## DIRECTION
From the entries below, pull out each line where "document" appears.
::::::::
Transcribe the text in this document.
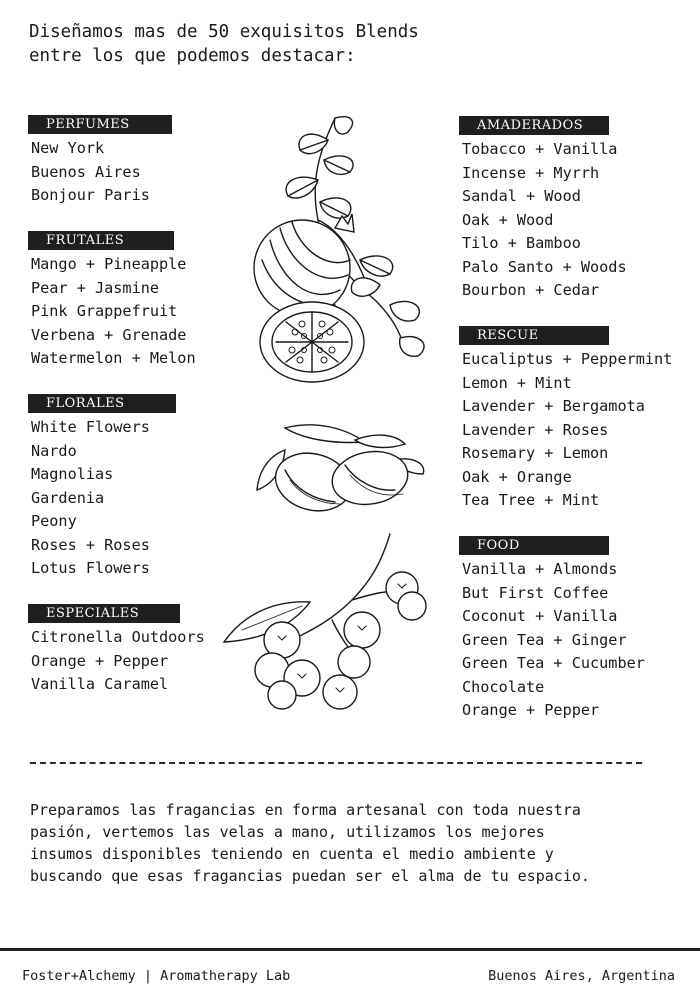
Diseñamos mas de 50 exquisitos Blends
entre los que podemos destacar:
PERFUMES
New York
Buenos Aires
Bonjour Paris
FRUTALES
Mango + Pineapple
Pear + Jasmine
Pink Grappefruit
Verbena + Grenade
Watermelon + Melon
FLORALES
White Flowers
Nardo
Magnolias
Gardenia
Peony
Roses + Roses
Lotus Flowers
ESPECIALES
Citronella Outdoors
Orange + Pepper
Vanilla Caramel
AMADERADOS
Tobacco + Vanilla
Incense + Myrrh
Sandal + Wood
Oak + Wood
Tilo + Bamboo
Palo Santo + Woods
Bourbon + Cedar
RESCUE
Eucaliptus + Peppermint
Lemon + Mint
Lavender + Bergamota
Lavender + Roses
Rosemary + Lemon
Oak + Orange
Tea Tree + Mint
FOOD
Vanilla + Almonds
But First Coffee
Coconut + Vanilla
Green Tea + Ginger
Green Tea + Cucumber
Chocolate
Orange + Pepper
Preparamos las fragancias en forma artesanal con toda nuestra
pasión, vertemos las velas a mano, utilizamos los mejores
insumos disponibles teniendo en cuenta el medio ambiente y
buscando que esas fragancias puedan ser el alma de tu espacio.
Foster+Alchemy | Aromatherapy Lab	Buenos Aires, Argentina
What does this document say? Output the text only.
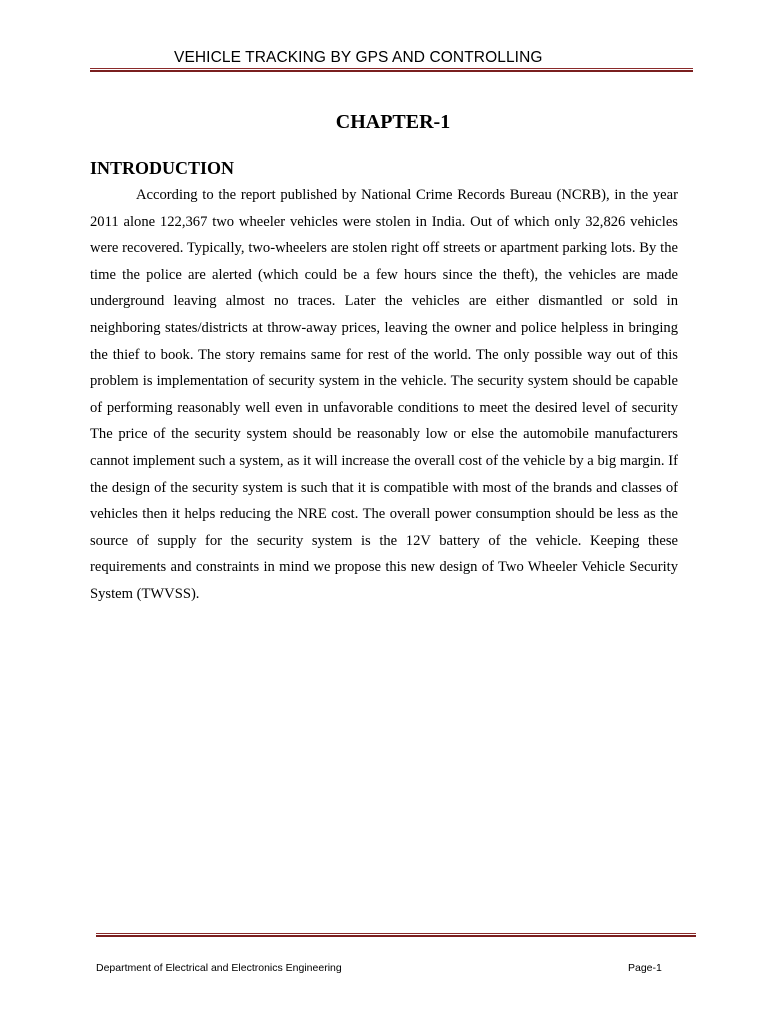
VEHICLE TRACKING BY GPS AND CONTROLLING
CHAPTER-1
INTRODUCTION

According to the report published by National Crime Records Bureau (NCRB), in the year 2011 alone 122,367 two wheeler vehicles were stolen in India. Out of which only 32,826 vehicles were recovered. Typically, two-wheelers are stolen right off streets or apartment parking lots. By the time the police are alerted (which could be a few hours since the theft), the vehicles are made underground leaving almost no traces. Later the vehicles are either dismantled or sold in neighboring states/districts at throw-away prices, leaving the owner and police helpless in bringing the thief to book. The story remains same for rest of the world. The only possible way out of this problem is implementation of security system in the vehicle. The security system should be capable of performing reasonably well even in unfavorable conditions to meet the desired level of security The price of the security system should be reasonably low or else the automobile manufacturers cannot implement such a system, as it will increase the overall cost of the vehicle by a big margin. If the design of the security system is such that it is compatible with most of the brands and classes of vehicles then it helps reducing the NRE cost. The overall power consumption should be less as the source of supply for the security system is the 12V battery of the vehicle. Keeping these requirements and constraints in mind we propose this new design of Two Wheeler Vehicle Security System (TWVSS).

Department of Electrical and Electronics Engineering	Page-1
::::::::
## TASK ANSWER
Transcribe the text in this document.
What does this document say? Output the text only.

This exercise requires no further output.